CONSEGNA -> Prosegui il testo sulla decisione di adeguatezza e sulla Data Protection Review Court, partendo subito dopo la sua ultima frase.

L’interessato che desidera presentare un reclamo di questo tipo dovrà esporlo a un’autorità di controllo di uno Stato membro competente per la supervisione dei servizi di sicurezza nazionali o del trattamento dei dati personali da parte delle autorità pubbliche. Ciò dovrebbe permettere un via di accesso più semplice al meccanismo di ricorso, consentendo alle persone di rivolgersi a un’autorità “vicina a casa” e con la quale è possibile comunicare nella propria lingua. La DPRC esaminerà le decisioni prese dal funzionario per la protezione delle libertà civili dell’Office of the Director of National Intelligence in risposta ai reclami. Per garantirne l’indipendenza, i giudici del DPRC non saranno soggetti alla supervisione quotidiana del Procuratore generale e saranno tenuti ad esaminare le decisioni prese. Le decisioni della DPRC, compresa l’indicazione di misure correttive appropriate da parte delle agenzie di intelligence degli Stati Uniti, saranno definitive e vincolanti; tuttavia i singoli denuncianti non saranno informati se sono stati oggetto di attività di intelligence, ma riceveranno un avviso standardizzato in cui si dichiara che l’esame del DPRC è stato completato, senza chiarire se sia stata identificata o meno una violazione o se sia stata emessa una decisione che richiede un adeguato rimedio.

Quali sono i punti di domanda e gli scenari futuri

L’approvazione definitiva della decisione di adeguatezza è tutt’altro che certa. La bozza dovrà essere sottoposta all’European Data Protection Bioard, per un parere non vincolante; successivamente verrà chiesta anche l’approvazione di un comitato composto da rappresentanti degli Stati membri dell’UE. Inoltre, il Parlamento europeo opererà un controllo diretto su tale decisione di adeguatezza. Una volta completata questa procedura, la Commissione potrà procedere con l’adozione della decisione finale. Successivamente, il framework sarà soggetto a attività di screening periodico, che sarà effettuato dalla Commissione europea, insieme alle autorità garanti per la protezione dei dati e alle autorità statunitensi competenti. 

Le problematicità non si fermano all’iter approvativo, ma si estendono anche al merito della decisione. Secondo l’opinione di esperti e attivisti, sembrano esserci dei profili di criticità che rimangono in sospeso, a partire dalla creazione della Data Protection Review Court. Infatti, una delle principali contestazioni operata dalla Corte di Giustizia nella sentenza Schrems II è stata l’istituzione di un “Ombudsperson”, cioè un meccanismo di controllo senza poteri investigativi o decisionali vincolanti come quello dell’Autorità Giudiziaria. La nuova procedura di ricorso verrà suddivisa in due fasi e il DPRC interverrà nell’esaminare i reclami. Nonostante ciò, il DPRC non costituirà un vero e proprio tribunale ma solamente un organo esecutivo del governo degli Stati Uniti e il ricorso non equivarrebbe a un ricorso giudiziario come richiesto dall’Unione Europea.

MATERIALE ->
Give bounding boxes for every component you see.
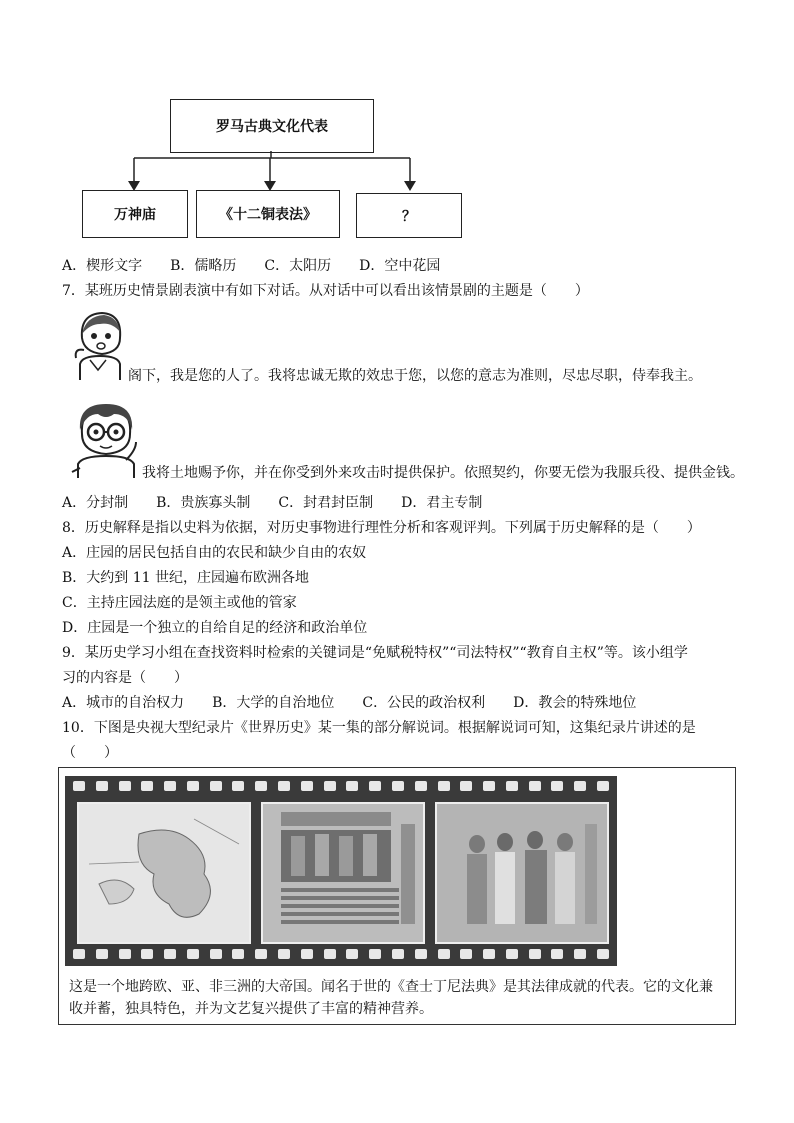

RISPOSTA ->
Inoltre, come sopra sottolineato, la Data Protection Review Court nel dare risposta ai reclami non comunicherà ai singoli denuncianti se sono stati oggetto di attività di intelligence, ma si limiterà a informare che l’indagine è stata eseguita (senza altro aggiungere). Questo però ha delle conseguenze importanti in quanto dà una risposta parziale e non permette di conoscere l’esito del proprio ricorso; il denunciante, pertanto, non dispone del materiale necessario per conoscere cosa effettivamente avvenga ai suoi dati nè per proporre un eventuale appello.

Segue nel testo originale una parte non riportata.